Task directions - Copy out every line in which the string "MCTP" occurs.

(Collected data entries)

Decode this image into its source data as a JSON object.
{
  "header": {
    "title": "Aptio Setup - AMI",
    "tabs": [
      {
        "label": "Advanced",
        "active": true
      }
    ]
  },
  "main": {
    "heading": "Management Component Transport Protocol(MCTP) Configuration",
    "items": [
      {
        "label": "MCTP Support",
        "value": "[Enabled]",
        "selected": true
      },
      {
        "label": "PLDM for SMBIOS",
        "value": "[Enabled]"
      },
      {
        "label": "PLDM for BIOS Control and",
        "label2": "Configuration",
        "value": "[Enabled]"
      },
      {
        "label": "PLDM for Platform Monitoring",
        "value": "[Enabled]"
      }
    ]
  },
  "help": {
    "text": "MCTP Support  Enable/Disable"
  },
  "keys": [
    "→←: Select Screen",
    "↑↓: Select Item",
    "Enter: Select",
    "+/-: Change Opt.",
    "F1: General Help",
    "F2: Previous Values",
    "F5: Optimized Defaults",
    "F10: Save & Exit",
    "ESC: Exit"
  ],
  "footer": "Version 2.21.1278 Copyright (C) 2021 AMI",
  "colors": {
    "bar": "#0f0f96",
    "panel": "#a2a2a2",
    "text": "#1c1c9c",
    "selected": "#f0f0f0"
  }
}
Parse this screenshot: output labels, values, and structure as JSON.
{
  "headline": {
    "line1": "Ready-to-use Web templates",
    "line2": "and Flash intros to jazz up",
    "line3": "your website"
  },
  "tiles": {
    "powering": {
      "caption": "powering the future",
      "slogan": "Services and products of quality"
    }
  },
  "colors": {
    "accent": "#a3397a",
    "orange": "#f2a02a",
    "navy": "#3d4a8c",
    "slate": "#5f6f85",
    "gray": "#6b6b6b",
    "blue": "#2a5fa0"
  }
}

Expected answer -
    "heading": "Management Component Transport Protocol(MCTP) Configuration",
        "label": "MCTP Support",
    "text": "MCTP Support  Enable/Disable"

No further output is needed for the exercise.